Below you will find a set of lines. Repeat them all exactly.

--- Begin ---

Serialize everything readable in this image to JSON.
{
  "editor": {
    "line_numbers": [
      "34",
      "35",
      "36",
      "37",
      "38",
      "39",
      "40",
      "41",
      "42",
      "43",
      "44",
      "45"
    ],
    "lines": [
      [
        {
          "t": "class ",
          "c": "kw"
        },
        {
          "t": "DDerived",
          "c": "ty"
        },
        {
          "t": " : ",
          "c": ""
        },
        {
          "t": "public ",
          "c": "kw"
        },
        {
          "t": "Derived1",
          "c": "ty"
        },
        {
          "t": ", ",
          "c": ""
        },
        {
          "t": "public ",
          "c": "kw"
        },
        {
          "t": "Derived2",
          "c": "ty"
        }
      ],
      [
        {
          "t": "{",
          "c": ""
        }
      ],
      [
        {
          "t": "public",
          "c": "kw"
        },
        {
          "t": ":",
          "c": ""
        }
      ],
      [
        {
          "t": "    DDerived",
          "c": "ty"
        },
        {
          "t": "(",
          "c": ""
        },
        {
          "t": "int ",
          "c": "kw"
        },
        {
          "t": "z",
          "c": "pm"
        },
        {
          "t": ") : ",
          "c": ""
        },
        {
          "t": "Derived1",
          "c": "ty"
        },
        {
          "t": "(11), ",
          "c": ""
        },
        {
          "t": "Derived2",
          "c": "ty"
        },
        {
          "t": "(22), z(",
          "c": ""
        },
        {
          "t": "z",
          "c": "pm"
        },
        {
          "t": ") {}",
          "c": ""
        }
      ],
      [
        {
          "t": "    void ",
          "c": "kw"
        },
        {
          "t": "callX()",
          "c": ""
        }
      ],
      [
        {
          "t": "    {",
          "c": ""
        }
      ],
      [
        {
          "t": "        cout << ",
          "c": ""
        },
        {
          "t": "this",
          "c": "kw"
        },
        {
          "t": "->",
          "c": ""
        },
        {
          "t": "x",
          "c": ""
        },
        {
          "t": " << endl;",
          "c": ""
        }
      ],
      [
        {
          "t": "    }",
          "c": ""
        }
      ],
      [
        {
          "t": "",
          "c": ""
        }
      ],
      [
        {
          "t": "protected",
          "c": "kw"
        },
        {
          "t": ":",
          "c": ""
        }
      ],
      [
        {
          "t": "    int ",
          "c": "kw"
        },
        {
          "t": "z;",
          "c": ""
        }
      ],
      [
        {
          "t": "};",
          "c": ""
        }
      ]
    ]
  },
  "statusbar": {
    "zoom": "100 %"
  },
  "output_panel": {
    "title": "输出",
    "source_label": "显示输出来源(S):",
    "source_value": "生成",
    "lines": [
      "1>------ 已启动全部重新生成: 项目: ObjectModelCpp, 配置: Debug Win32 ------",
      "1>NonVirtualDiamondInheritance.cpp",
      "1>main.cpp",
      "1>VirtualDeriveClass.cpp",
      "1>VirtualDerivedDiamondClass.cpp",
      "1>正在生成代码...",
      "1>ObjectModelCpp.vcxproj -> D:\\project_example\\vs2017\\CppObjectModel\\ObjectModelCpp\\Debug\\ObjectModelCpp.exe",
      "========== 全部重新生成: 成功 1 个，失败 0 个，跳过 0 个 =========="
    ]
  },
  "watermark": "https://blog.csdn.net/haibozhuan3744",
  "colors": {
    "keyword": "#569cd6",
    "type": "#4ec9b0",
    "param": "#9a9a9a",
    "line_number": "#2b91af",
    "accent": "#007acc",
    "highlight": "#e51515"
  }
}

--- End ---

▶ [Completed exercise]
Serialize everything readable in this image to JSON.
{
  "editor": {
    "line_numbers": [
      "34",
      "35",
      "36",
      "37",
      "38",
      "39",
      "40",
      "41",
      "42",
      "43",
      "44",
      "45"
    ],
    "lines": [
      [
        {
          "t": "class ",
          "c": "kw"
        },
        {
          "t": "DDerived",
          "c": "ty"
        },
        {
          "t": " : ",
          "c": ""
        },
        {
          "t": "public ",
          "c": "kw"
        },
        {
          "t": "Derived1",
          "c": "ty"
        },
        {
          "t": ", ",
          "c": ""
        },
        {
          "t": "public ",
          "c": "kw"
        },
        {
          "t": "Derived2",
          "c": "ty"
        }
      ],
      [
        {
          "t": "{",
          "c": ""
        }
      ],
      [
        {
          "t": "public",
          "c": "kw"
        },
        {
          "t": ":",
          "c": ""
        }
      ],
      [
        {
          "t": "    DDerived",
          "c": "ty"
        },
        {
          "t": "(",
          "c": ""
        },
        {
          "t": "int ",
          "c": "kw"
        },
        {
          "t": "z",
          "c": "pm"
        },
        {
          "t": ") : ",
          "c": ""
        },
        {
          "t": "Derived1",
          "c": "ty"
        },
        {
          "t": "(11), ",
          "c": ""
        },
        {
          "t": "Derived2",
          "c": "ty"
        },
        {
          "t": "(22), z(",
          "c": ""
        },
        {
          "t": "z",
          "c": "pm"
        },
        {
          "t": ") {}",
          "c": ""
        }
      ],
      [
        {
          "t": "    void ",
          "c": "kw"
        },
        {
          "t": "callX()",
          "c": ""
        }
      ],
      [
        {
          "t": "    {",
          "c": ""
        }
      ],
      [
        {
          "t": "        cout << ",
          "c": ""
        },
        {
          "t": "this",
          "c": "kw"
        },
        {
          "t": "->",
          "c": ""
        },
        {
          "t": "x",
          "c": ""
        },
        {
          "t": " << endl;",
          "c": ""
        }
      ],
      [
        {
          "t": "    }",
          "c": ""
        }
      ],
      [
        {
          "t": "",
          "c": ""
        }
      ],
      [
        {
          "t": "protected",
          "c": "kw"
        },
        {
          "t": ":",
          "c": ""
        }
      ],
      [
        {
          "t": "    int ",
          "c": "kw"
        },
        {
          "t": "z;",
          "c": ""
        }
      ],
      [
        {
          "t": "};",
          "c": ""
        }
      ]
    ]
  },
  "statusbar": {
    "zoom": "100 %"
  },
  "output_panel": {
    "title": "输出",
    "source_label": "显示输出来源(S):",
    "source_value": "生成",
    "lines": [
      "1>------ 已启动全部重新生成: 项目: ObjectModelCpp, 配置: Debug Win32 ------",
      "1>NonVirtualDiamondInheritance.cpp",
      "1>main.cpp",
      "1>VirtualDeriveClass.cpp",
      "1>VirtualDerivedDiamondClass.cpp",
      "1>正在生成代码...",
      "1>ObjectModelCpp.vcxproj -> D:\\project_example\\vs2017\\CppObjectModel\\ObjectModelCpp\\Debug\\ObjectModelCpp.exe",
      "========== 全部重新生成: 成功 1 个，失败 0 个，跳过 0 个 =========="
    ]
  },
  "watermark": "https://blog.csdn.net/haibozhuan3744",
  "colors": {
    "keyword": "#569cd6",
    "type": "#4ec9b0",
    "param": "#9a9a9a",
    "line_number": "#2b91af",
    "accent": "#007acc",
    "highlight": "#e51515"
  }
}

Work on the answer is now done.